◆ Task: Write out every single entry exactly.

◆ Extracted entries:

☆ ☆ ☆ ☆ ☆ ☆ ☆

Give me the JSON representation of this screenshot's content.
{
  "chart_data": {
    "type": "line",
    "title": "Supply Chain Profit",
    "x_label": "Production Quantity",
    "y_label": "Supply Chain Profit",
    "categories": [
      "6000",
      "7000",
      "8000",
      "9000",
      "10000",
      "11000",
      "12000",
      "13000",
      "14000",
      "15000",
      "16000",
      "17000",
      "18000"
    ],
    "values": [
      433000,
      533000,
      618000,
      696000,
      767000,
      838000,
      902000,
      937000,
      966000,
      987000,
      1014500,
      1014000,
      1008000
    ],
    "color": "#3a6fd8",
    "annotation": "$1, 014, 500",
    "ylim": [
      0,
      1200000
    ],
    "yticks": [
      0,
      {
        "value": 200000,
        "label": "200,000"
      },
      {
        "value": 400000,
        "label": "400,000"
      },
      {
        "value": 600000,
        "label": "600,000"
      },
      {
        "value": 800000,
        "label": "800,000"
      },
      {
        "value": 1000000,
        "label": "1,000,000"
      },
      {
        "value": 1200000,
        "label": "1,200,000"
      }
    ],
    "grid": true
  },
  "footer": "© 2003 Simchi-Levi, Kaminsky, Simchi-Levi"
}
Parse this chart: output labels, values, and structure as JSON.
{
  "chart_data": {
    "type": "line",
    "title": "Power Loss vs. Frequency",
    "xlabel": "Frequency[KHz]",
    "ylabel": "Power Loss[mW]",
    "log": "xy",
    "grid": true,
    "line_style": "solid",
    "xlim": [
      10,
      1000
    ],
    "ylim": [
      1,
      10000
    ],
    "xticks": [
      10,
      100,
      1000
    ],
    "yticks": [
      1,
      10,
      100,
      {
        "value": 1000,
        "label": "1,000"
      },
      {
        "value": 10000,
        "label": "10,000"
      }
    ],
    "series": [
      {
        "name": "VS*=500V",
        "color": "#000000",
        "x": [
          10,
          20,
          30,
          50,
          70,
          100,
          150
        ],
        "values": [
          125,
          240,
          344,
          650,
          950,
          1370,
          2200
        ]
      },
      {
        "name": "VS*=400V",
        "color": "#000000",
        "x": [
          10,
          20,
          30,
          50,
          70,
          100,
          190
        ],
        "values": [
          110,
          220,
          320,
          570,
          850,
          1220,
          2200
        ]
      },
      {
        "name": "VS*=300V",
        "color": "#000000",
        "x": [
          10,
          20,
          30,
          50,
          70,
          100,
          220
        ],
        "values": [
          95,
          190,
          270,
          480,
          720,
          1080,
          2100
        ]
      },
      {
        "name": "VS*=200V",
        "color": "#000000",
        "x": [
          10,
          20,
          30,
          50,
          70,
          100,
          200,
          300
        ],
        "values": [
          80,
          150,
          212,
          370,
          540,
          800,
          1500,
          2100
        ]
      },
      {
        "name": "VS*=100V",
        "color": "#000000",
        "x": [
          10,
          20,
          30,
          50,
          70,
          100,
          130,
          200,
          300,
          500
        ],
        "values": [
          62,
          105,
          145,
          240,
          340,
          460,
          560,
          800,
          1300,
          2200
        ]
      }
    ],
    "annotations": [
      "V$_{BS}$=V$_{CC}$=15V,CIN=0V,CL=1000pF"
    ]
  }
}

☆ ☆ ☆ ☆ ☆ ☆ ☆

◆ Answer to the task:
Give me the JSON representation of this screenshot's content.
{
  "chart_data": {
    "type": "line",
    "title": "Supply Chain Profit",
    "x_label": "Production Quantity",
    "y_label": "Supply Chain Profit",
    "categories": [
      "6000",
      "7000",
      "8000",
      "9000",
      "10000",
      "11000",
      "12000",
      "13000",
      "14000",
      "15000",
      "16000",
      "17000",
      "18000"
    ],
    "values": [
      433000,
      533000,
      618000,
      696000,
      767000,
      838000,
      902000,
      937000,
      966000,
      987000,
      1014500,
      1014000,
      1008000
    ],
    "color": "#3a6fd8",
    "annotation": "$1, 014, 500",
    "ylim": [
      0,
      1200000
    ],
    "yticks": [
      0,
      {
        "value": 200000,
        "label": "200,000"
      },
      {
        "value": 400000,
        "label": "400,000"
      },
      {
        "value": 600000,
        "label": "600,000"
      },
      {
        "value": 800000,
        "label": "800,000"
      },
      {
        "value": 1000000,
        "label": "1,000,000"
      },
      {
        "value": 1200000,
        "label": "1,200,000"
      }
    ],
    "grid": true
  },
  "footer": "© 2003 Simchi-Levi, Kaminsky, Simchi-Levi"
}
Parse this chart: output labels, values, and structure as JSON.
{
  "chart_data": {
    "type": "line",
    "title": "Power Loss vs. Frequency",
    "xlabel": "Frequency[KHz]",
    "ylabel": "Power Loss[mW]",
    "log": "xy",
    "grid": true,
    "line_style": "solid",
    "xlim": [
      10,
      1000
    ],
    "ylim": [
      1,
      10000
    ],
    "xticks": [
      10,
      100,
      1000
    ],
    "yticks": [
      1,
      10,
      100,
      {
        "value": 1000,
        "label": "1,000"
      },
      {
        "value": 10000,
        "label": "10,000"
      }
    ],
    "series": [
      {
        "name": "VS*=500V",
        "color": "#000000",
        "x": [
          10,
          20,
          30,
          50,
          70,
          100,
          150
        ],
        "values": [
          125,
          240,
          344,
          650,
          950,
          1370,
          2200
        ]
      },
      {
        "name": "VS*=400V",
        "color": "#000000",
        "x": [
          10,
          20,
          30,
          50,
          70,
          100,
          190
        ],
        "values": [
          110,
          220,
          320,
          570,
          850,
          1220,
          2200
        ]
      },
      {
        "name": "VS*=300V",
        "color": "#000000",
        "x": [
          10,
          20,
          30,
          50,
          70,
          100,
          220
        ],
        "values": [
          95,
          190,
          270,
          480,
          720,
          1080,
          2100
        ]
      },
      {
        "name": "VS*=200V",
        "color": "#000000",
        "x": [
          10,
          20,
          30,
          50,
          70,
          100,
          200,
          300
        ],
        "values": [
          80,
          150,
          212,
          370,
          540,
          800,
          1500,
          2100
        ]
      },
      {
        "name": "VS*=100V",
        "color": "#000000",
        "x": [
          10,
          20,
          30,
          50,
          70,
          100,
          130,
          200,
          300,
          500
        ],
        "values": [
          62,
          105,
          145,
          240,
          340,
          460,
          560,
          800,
          1300,
          2200
        ]
      }
    ],
    "annotations": [
      "V$_{BS}$=V$_{CC}$=15V,CIN=0V,CL=1000pF"
    ]
  }
}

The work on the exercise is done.